Dataset items:
==================================================

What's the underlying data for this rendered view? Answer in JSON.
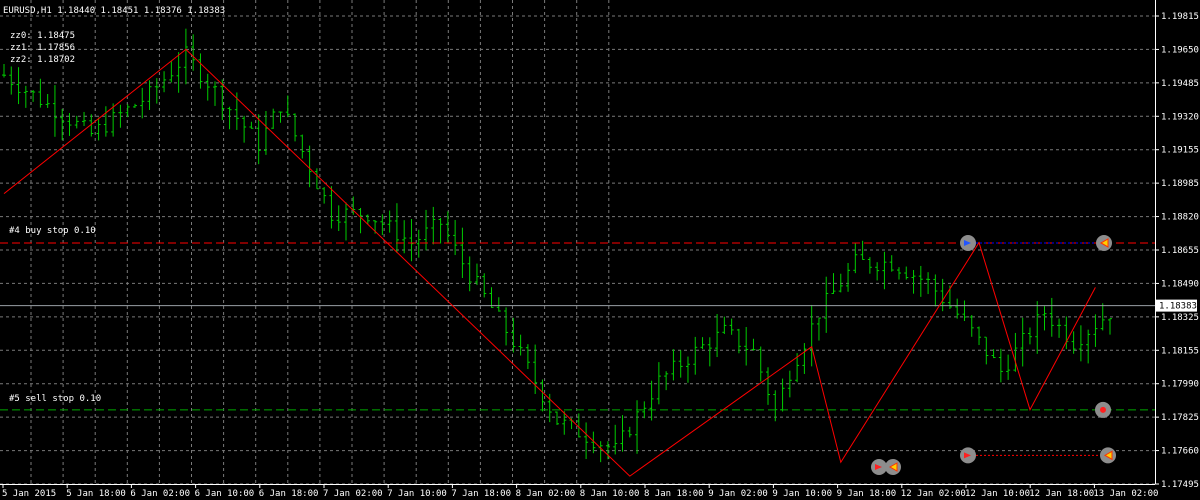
{
  "header": {
    "symbol": "EURUSD,H1",
    "ohlc": "1.18440 1.18451 1.18376 1.18383"
  },
  "indicator": {
    "zz0": "zz0: 1.18475",
    "zz1": "zz1: 1.17856",
    "zz2": "zz2: 1.18702"
  },
  "orders": {
    "buy_label": "#4 buy stop 0.10",
    "sell_label": "#5 sell stop 0.10",
    "buy_price": 1.187,
    "sell_price": 1.17855,
    "stop_price": 1.17625
  },
  "colors": {
    "background": "#000000",
    "grid": "#7a7a7a",
    "bar": "#00cc00",
    "zigzag": "#ff0000",
    "buy_line": "#ff0000",
    "sell_line": "#00aa00",
    "current_price_line": "#9aa0a6",
    "blue_line": "#0000ff"
  },
  "chart_data": {
    "type": "ohlc",
    "title": "EURUSD,H1",
    "ylim": [
      1.1748,
      1.1993
    ],
    "current_price": "1.18383",
    "y_ticks": [
      "1.19815",
      "1.19650",
      "1.19485",
      "1.19320",
      "1.19155",
      "1.18985",
      "1.18820",
      "1.18655",
      "1.18490",
      "1.18325",
      "1.18155",
      "1.17990",
      "1.17825",
      "1.17660",
      "1.17495"
    ],
    "x_ticks": [
      "5 Jan 2015",
      "5 Jan 18:00",
      "6 Jan 02:00",
      "6 Jan 10:00",
      "6 Jan 18:00",
      "7 Jan 02:00",
      "7 Jan 10:00",
      "7 Jan 18:00",
      "8 Jan 02:00",
      "8 Jan 10:00",
      "8 Jan 18:00",
      "9 Jan 02:00",
      "9 Jan 10:00",
      "9 Jan 18:00",
      "12 Jan 02:00",
      "12 Jan 10:00",
      "12 Jan 18:00",
      "13 Jan 02:00"
    ],
    "bar_count": 128,
    "bar_anchors": [
      [
        0,
        1.1955
      ],
      [
        12,
        1.1925
      ],
      [
        20,
        1.1945
      ],
      [
        25,
        1.1965
      ],
      [
        35,
        1.192
      ],
      [
        38,
        1.194
      ],
      [
        45,
        1.1885
      ],
      [
        50,
        1.1885
      ],
      [
        56,
        1.187
      ],
      [
        60,
        1.188
      ],
      [
        63,
        1.186
      ],
      [
        70,
        1.182
      ],
      [
        76,
        1.178
      ],
      [
        84,
        1.1765
      ],
      [
        90,
        1.18
      ],
      [
        95,
        1.1815
      ],
      [
        99,
        1.1825
      ],
      [
        103,
        1.1815
      ],
      [
        106,
        1.1785
      ],
      [
        108,
        1.1805
      ],
      [
        112,
        1.1835
      ],
      [
        117,
        1.186
      ],
      [
        122,
        1.186
      ],
      [
        127,
        1.185
      ],
      [
        132,
        1.183
      ],
      [
        137,
        1.1805
      ],
      [
        140,
        1.182
      ],
      [
        143,
        1.1835
      ],
      [
        147,
        1.182
      ],
      [
        152,
        1.1835
      ]
    ],
    "zigzag": [
      [
        0,
        1.1895
      ],
      [
        25,
        1.1968
      ],
      [
        86,
        1.1752
      ],
      [
        111,
        1.18175
      ],
      [
        115,
        1.1759
      ],
      [
        134,
        1.18702
      ],
      [
        141,
        1.17856
      ],
      [
        150,
        1.18475
      ]
    ]
  }
}
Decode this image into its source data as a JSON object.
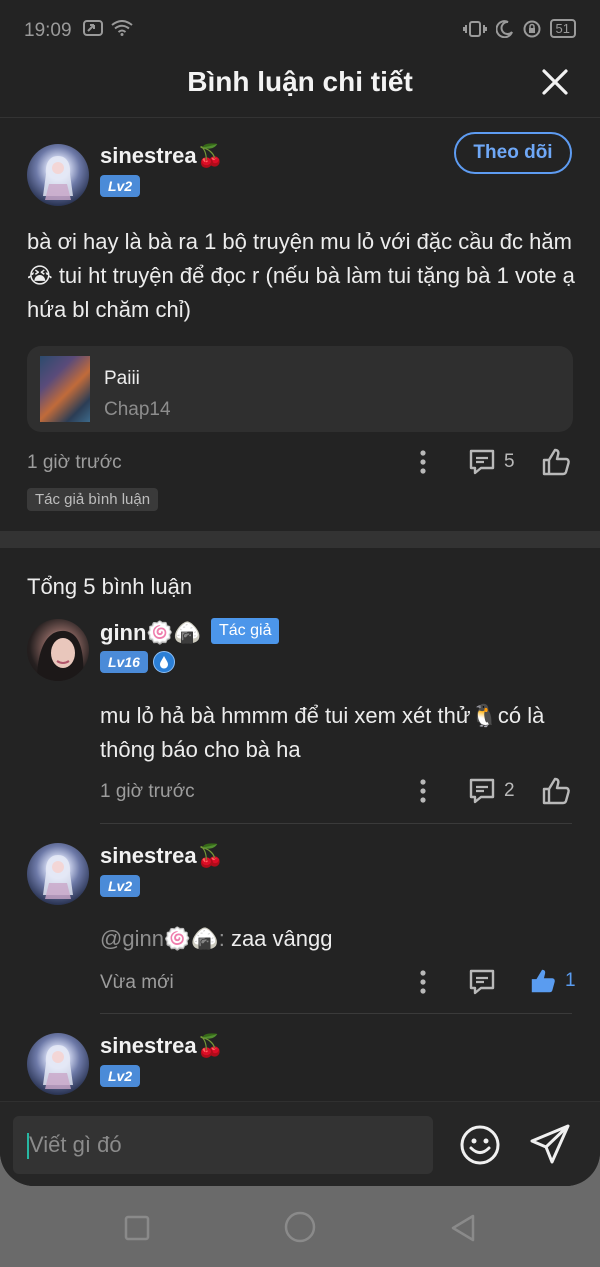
{
  "status_bar": {
    "time": "19:09",
    "battery": "51"
  },
  "header": {
    "title": "Bình luận chi tiết"
  },
  "post": {
    "username": "sinestrea🍒",
    "level": "Lv2",
    "follow_label": "Theo dõi",
    "text": "bà ơi hay là bà ra 1 bộ truyện mu lỏ với đặc cầu đc hăm 😭 tui ht truyện để đọc r (nếu bà làm tui tặng bà 1 vote ạ hứa bl chăm chỉ)",
    "chapter": {
      "title": "Paiii",
      "subtitle": "Chap14"
    },
    "time": "1 giờ trước",
    "reply_count": "5",
    "tag": "Tác giả bình luận"
  },
  "comments_section": {
    "total_label": "Tổng 5 bình luận",
    "comments": [
      {
        "username": "ginn🍥🍙",
        "badge": "Tác giả",
        "level": "Lv16",
        "text": "mu lỏ hả bà hmmm để tui xem xét thử🐧có là thông báo cho bà ha",
        "time": "1 giờ trước",
        "reply_count": "2"
      },
      {
        "username": "sinestrea🍒",
        "level": "Lv2",
        "mention": "@ginn🍥🍙:",
        "text": " zaa vângg",
        "time": "Vừa mới",
        "like_count": "1"
      },
      {
        "username": "sinestrea🍒",
        "level": "Lv2"
      }
    ]
  },
  "input": {
    "placeholder": "Viết gì đó"
  },
  "colors": {
    "background": "#232323",
    "accent": "#4b8bd8",
    "follow": "#6fa8f7"
  }
}
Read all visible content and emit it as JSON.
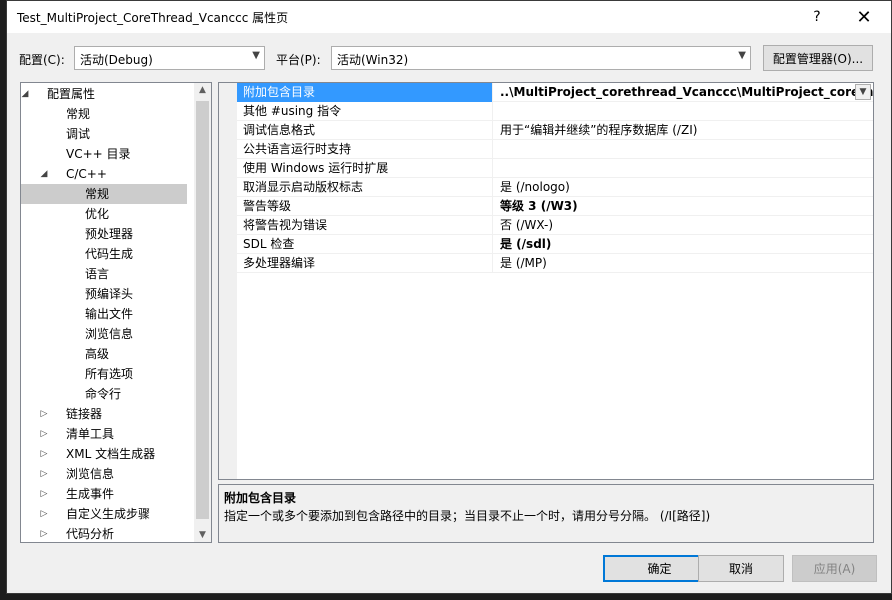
{
  "window": {
    "title": "Test_MultiProject_CoreThread_Vcanccc 属性页",
    "help_glyph": "?",
    "close_glyph": "✕"
  },
  "config": {
    "config_label": "配置(C):",
    "config_value": "活动(Debug)",
    "platform_label": "平台(P):",
    "platform_value": "活动(Win32)",
    "manager_button": "配置管理器(O)..."
  },
  "tree": {
    "items": [
      {
        "label": "配置属性",
        "level": 0,
        "expander": "◢"
      },
      {
        "label": "常规",
        "level": 1,
        "expander": ""
      },
      {
        "label": "调试",
        "level": 1,
        "expander": ""
      },
      {
        "label": "VC++ 目录",
        "level": 1,
        "expander": ""
      },
      {
        "label": "C/C++",
        "level": 1,
        "expander": "◢"
      },
      {
        "label": "常规",
        "level": 2,
        "expander": "",
        "selected": true
      },
      {
        "label": "优化",
        "level": 2,
        "expander": ""
      },
      {
        "label": "预处理器",
        "level": 2,
        "expander": ""
      },
      {
        "label": "代码生成",
        "level": 2,
        "expander": ""
      },
      {
        "label": "语言",
        "level": 2,
        "expander": ""
      },
      {
        "label": "预编译头",
        "level": 2,
        "expander": ""
      },
      {
        "label": "输出文件",
        "level": 2,
        "expander": ""
      },
      {
        "label": "浏览信息",
        "level": 2,
        "expander": ""
      },
      {
        "label": "高级",
        "level": 2,
        "expander": ""
      },
      {
        "label": "所有选项",
        "level": 2,
        "expander": ""
      },
      {
        "label": "命令行",
        "level": 2,
        "expander": ""
      },
      {
        "label": "链接器",
        "level": 1,
        "expander": "▷"
      },
      {
        "label": "清单工具",
        "level": 1,
        "expander": "▷"
      },
      {
        "label": "XML 文档生成器",
        "level": 1,
        "expander": "▷"
      },
      {
        "label": "浏览信息",
        "level": 1,
        "expander": "▷"
      },
      {
        "label": "生成事件",
        "level": 1,
        "expander": "▷"
      },
      {
        "label": "自定义生成步骤",
        "level": 1,
        "expander": "▷"
      },
      {
        "label": "代码分析",
        "level": 1,
        "expander": "▷"
      }
    ]
  },
  "properties": [
    {
      "name": "附加包含目录",
      "value": "..\\MultiProject_corethread_Vcanccc\\MultiProject_corethread_Vcanccc",
      "bold": true,
      "selected": true
    },
    {
      "name": "其他 #using 指令",
      "value": "",
      "bold": false
    },
    {
      "name": "调试信息格式",
      "value": "用于“编辑并继续”的程序数据库 (/ZI)",
      "bold": false
    },
    {
      "name": "公共语言运行时支持",
      "value": "",
      "bold": false
    },
    {
      "name": "使用 Windows 运行时扩展",
      "value": "",
      "bold": false
    },
    {
      "name": "取消显示启动版权标志",
      "value": "是 (/nologo)",
      "bold": false
    },
    {
      "name": "警告等级",
      "value": "等级 3 (/W3)",
      "bold": true
    },
    {
      "name": "将警告视为错误",
      "value": "否 (/WX-)",
      "bold": false
    },
    {
      "name": "SDL 检查",
      "value": "是 (/sdl)",
      "bold": true
    },
    {
      "name": "多处理器编译",
      "value": "是 (/MP)",
      "bold": false
    }
  ],
  "description": {
    "title": "附加包含目录",
    "text": "指定一个或多个要添加到包含路径中的目录；当目录不止一个时，请用分号分隔。    (/I[路径])"
  },
  "buttons": {
    "ok": "确定",
    "cancel": "取消",
    "apply": "应用(A)"
  }
}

==================================================

### Prompt
Count how many lines include the string "username". Nothing but the number is needed.

### Solution for this task
4